/---

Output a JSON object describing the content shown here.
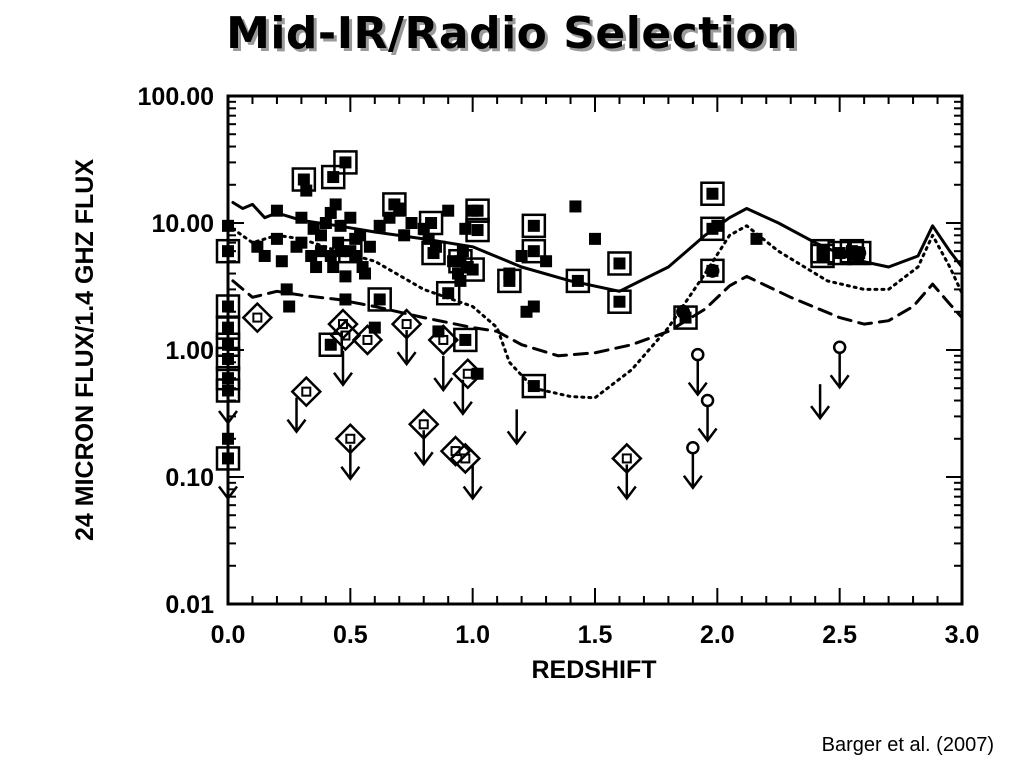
{
  "slide": {
    "title": "Mid-IR/Radio Selection",
    "citation": "Barger et al. (2007)"
  },
  "chart_data": {
    "type": "scatter",
    "title": "",
    "xlabel": "REDSHIFT",
    "ylabel": "24 MICRON FLUX/1.4 GHZ FLUX",
    "xlim": [
      0.0,
      3.0
    ],
    "ylim": [
      0.01,
      100.0
    ],
    "yscale": "log",
    "grid": false,
    "legend": "none",
    "x_ticks": [
      0.0,
      0.5,
      1.0,
      1.5,
      2.0,
      2.5,
      3.0
    ],
    "x_tick_labels": [
      "0.0",
      "0.5",
      "1.0",
      "1.5",
      "2.0",
      "2.5",
      "3.0"
    ],
    "y_ticks": [
      0.01,
      0.1,
      1.0,
      10.0,
      100.0
    ],
    "y_tick_labels": [
      "0.01",
      "0.10",
      "1.00",
      "10.00",
      "100.00"
    ],
    "colors": {
      "ink": "#000000",
      "background": "#ffffff",
      "title_shadow": "#9a9a9a"
    },
    "curves": [
      {
        "style": "solid",
        "points": [
          [
            0.02,
            14.5
          ],
          [
            0.06,
            13
          ],
          [
            0.1,
            14
          ],
          [
            0.15,
            11
          ],
          [
            0.2,
            12
          ],
          [
            0.3,
            10.5
          ],
          [
            0.45,
            9.5
          ],
          [
            0.6,
            8.5
          ],
          [
            0.8,
            7.5
          ],
          [
            1.0,
            6.5
          ],
          [
            1.2,
            4.5
          ],
          [
            1.4,
            3.5
          ],
          [
            1.6,
            2.9
          ],
          [
            1.8,
            4.5
          ],
          [
            1.95,
            8
          ],
          [
            2.05,
            11
          ],
          [
            2.12,
            13
          ],
          [
            2.25,
            10
          ],
          [
            2.4,
            7
          ],
          [
            2.55,
            5.2
          ],
          [
            2.7,
            4.5
          ],
          [
            2.82,
            5.5
          ],
          [
            2.88,
            9.5
          ],
          [
            2.95,
            6
          ],
          [
            3.0,
            4.5
          ]
        ]
      },
      {
        "style": "dotted",
        "points": [
          [
            0.02,
            9
          ],
          [
            0.1,
            7
          ],
          [
            0.2,
            8
          ],
          [
            0.3,
            7.5
          ],
          [
            0.45,
            6
          ],
          [
            0.6,
            5
          ],
          [
            0.8,
            3
          ],
          [
            1.0,
            2.2
          ],
          [
            1.1,
            1.5
          ],
          [
            1.15,
            0.8
          ],
          [
            1.25,
            0.5
          ],
          [
            1.4,
            0.43
          ],
          [
            1.5,
            0.42
          ],
          [
            1.65,
            0.7
          ],
          [
            1.8,
            1.5
          ],
          [
            1.95,
            4
          ],
          [
            2.05,
            8
          ],
          [
            2.12,
            9.5
          ],
          [
            2.25,
            6
          ],
          [
            2.45,
            3.5
          ],
          [
            2.6,
            3
          ],
          [
            2.7,
            3
          ],
          [
            2.82,
            4.5
          ],
          [
            2.88,
            8
          ],
          [
            2.95,
            4.5
          ],
          [
            3.0,
            2.8
          ]
        ]
      },
      {
        "style": "dashed",
        "points": [
          [
            0.02,
            3.5
          ],
          [
            0.1,
            2.6
          ],
          [
            0.2,
            2.9
          ],
          [
            0.3,
            2.7
          ],
          [
            0.45,
            2.5
          ],
          [
            0.6,
            2.2
          ],
          [
            0.8,
            1.8
          ],
          [
            1.0,
            1.5
          ],
          [
            1.1,
            1.4
          ],
          [
            1.2,
            1.1
          ],
          [
            1.35,
            0.9
          ],
          [
            1.5,
            0.95
          ],
          [
            1.65,
            1.1
          ],
          [
            1.8,
            1.4
          ],
          [
            1.95,
            2.1
          ],
          [
            2.05,
            3.2
          ],
          [
            2.12,
            3.8
          ],
          [
            2.3,
            2.6
          ],
          [
            2.5,
            1.8
          ],
          [
            2.6,
            1.6
          ],
          [
            2.7,
            1.7
          ],
          [
            2.8,
            2.2
          ],
          [
            2.88,
            3.3
          ],
          [
            2.95,
            2.3
          ],
          [
            3.0,
            1.8
          ]
        ]
      }
    ],
    "series": [
      {
        "marker": "filled-square",
        "points": [
          [
            0.0,
            9.5
          ],
          [
            0.12,
            6.5
          ],
          [
            0.15,
            5.5
          ],
          [
            0.2,
            12.5
          ],
          [
            0.2,
            7.5
          ],
          [
            0.22,
            5
          ],
          [
            0.24,
            3
          ],
          [
            0.25,
            2.2
          ],
          [
            0.28,
            6.5
          ],
          [
            0.3,
            11
          ],
          [
            0.3,
            7
          ],
          [
            0.32,
            18
          ],
          [
            0.34,
            5.5
          ],
          [
            0.35,
            9
          ],
          [
            0.36,
            4.5
          ],
          [
            0.38,
            6
          ],
          [
            0.38,
            8
          ],
          [
            0.4,
            10
          ],
          [
            0.42,
            12
          ],
          [
            0.42,
            5.5
          ],
          [
            0.43,
            4.5
          ],
          [
            0.44,
            14
          ],
          [
            0.45,
            7
          ],
          [
            0.46,
            9.5
          ],
          [
            0.46,
            6
          ],
          [
            0.48,
            3.8
          ],
          [
            0.48,
            2.5
          ],
          [
            0.5,
            11
          ],
          [
            0.52,
            7.5
          ],
          [
            0.52,
            5.5
          ],
          [
            0.54,
            8
          ],
          [
            0.55,
            4.5
          ],
          [
            0.56,
            4
          ],
          [
            0.58,
            6.5
          ],
          [
            0.6,
            1.5
          ],
          [
            0.62,
            9.5
          ],
          [
            0.66,
            11
          ],
          [
            0.7,
            13
          ],
          [
            0.72,
            8
          ],
          [
            0.75,
            10
          ],
          [
            0.8,
            9
          ],
          [
            0.82,
            7.5
          ],
          [
            0.85,
            6.5
          ],
          [
            0.86,
            1.4
          ],
          [
            0.9,
            12.5
          ],
          [
            0.92,
            5
          ],
          [
            0.94,
            4
          ],
          [
            0.95,
            3.5
          ],
          [
            0.96,
            6
          ],
          [
            0.97,
            9
          ],
          [
            0.98,
            4.5
          ],
          [
            1.0,
            12.5
          ],
          [
            1.02,
            0.65
          ],
          [
            1.15,
            4
          ],
          [
            1.2,
            5.5
          ],
          [
            1.22,
            2
          ],
          [
            1.25,
            2.2
          ],
          [
            1.3,
            5
          ],
          [
            1.42,
            13.5
          ],
          [
            1.5,
            7.5
          ],
          [
            2.0,
            9.5
          ],
          [
            2.16,
            7.5
          ],
          [
            0.0,
            0.2
          ]
        ]
      },
      {
        "marker": "square-in-square",
        "points": [
          [
            0.0,
            6
          ],
          [
            0.0,
            2.2
          ],
          [
            0.0,
            1.5
          ],
          [
            0.0,
            1.1
          ],
          [
            0.0,
            0.85
          ],
          [
            0.0,
            0.6
          ],
          [
            0.0,
            0.48
          ],
          [
            0.0,
            0.14
          ],
          [
            0.31,
            22
          ],
          [
            0.43,
            23
          ],
          [
            0.48,
            30
          ],
          [
            0.5,
            6
          ],
          [
            0.62,
            2.5
          ],
          [
            0.68,
            14
          ],
          [
            0.83,
            10
          ],
          [
            0.84,
            5.8
          ],
          [
            0.9,
            2.8
          ],
          [
            0.95,
            5
          ],
          [
            0.97,
            1.2
          ],
          [
            1.0,
            4.3
          ],
          [
            1.02,
            12.5
          ],
          [
            1.02,
            8.8
          ],
          [
            1.15,
            3.5
          ],
          [
            1.25,
            9.5
          ],
          [
            1.25,
            6
          ],
          [
            1.25,
            0.52
          ],
          [
            1.43,
            3.5
          ],
          [
            1.6,
            4.8
          ],
          [
            1.6,
            2.4
          ],
          [
            1.98,
            17
          ],
          [
            1.98,
            4.2
          ],
          [
            1.98,
            9
          ],
          [
            1.87,
            1.8
          ],
          [
            2.43,
            6
          ],
          [
            2.43,
            5.5
          ],
          [
            2.5,
            5.8
          ],
          [
            2.55,
            6
          ],
          [
            2.58,
            5.8
          ],
          [
            0.42,
            1.1
          ]
        ]
      },
      {
        "marker": "diamond",
        "points": [
          [
            0.12,
            1.8
          ],
          [
            0.32,
            0.47
          ],
          [
            0.47,
            1.6
          ],
          [
            0.48,
            1.3
          ],
          [
            0.5,
            0.2
          ],
          [
            0.57,
            1.2
          ],
          [
            0.73,
            1.6
          ],
          [
            0.8,
            0.26
          ],
          [
            0.88,
            1.2
          ],
          [
            0.93,
            0.16
          ],
          [
            0.97,
            0.14
          ],
          [
            0.98,
            0.65
          ],
          [
            1.63,
            0.14
          ]
        ]
      },
      {
        "marker": "filled-circle",
        "points": [
          [
            1.98,
            4.2
          ],
          [
            1.86,
            2
          ],
          [
            2.55,
            5.8
          ],
          [
            2.58,
            5.8
          ]
        ]
      },
      {
        "marker": "open-circle",
        "points": [
          [
            1.92,
            0.92
          ],
          [
            1.96,
            0.4
          ],
          [
            1.9,
            0.17
          ],
          [
            2.5,
            1.05
          ]
        ]
      },
      {
        "marker": "upper-limit-arrow",
        "points": [
          [
            0.0,
            0.55
          ],
          [
            0.0,
            0.14
          ],
          [
            0.28,
            0.47
          ],
          [
            0.47,
            1.1
          ],
          [
            0.5,
            0.2
          ],
          [
            0.73,
            1.6
          ],
          [
            0.8,
            0.26
          ],
          [
            0.88,
            1.0
          ],
          [
            0.96,
            0.65
          ],
          [
            1.0,
            0.14
          ],
          [
            1.18,
            0.38
          ],
          [
            1.63,
            0.14
          ],
          [
            1.92,
            0.92
          ],
          [
            1.96,
            0.4
          ],
          [
            1.9,
            0.17
          ],
          [
            2.42,
            0.6
          ],
          [
            2.5,
            1.05
          ]
        ]
      }
    ]
  }
}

\---

Gather up the lines that contain the word "square".

        "marker": "filled-square",
        "marker": "square-in-square",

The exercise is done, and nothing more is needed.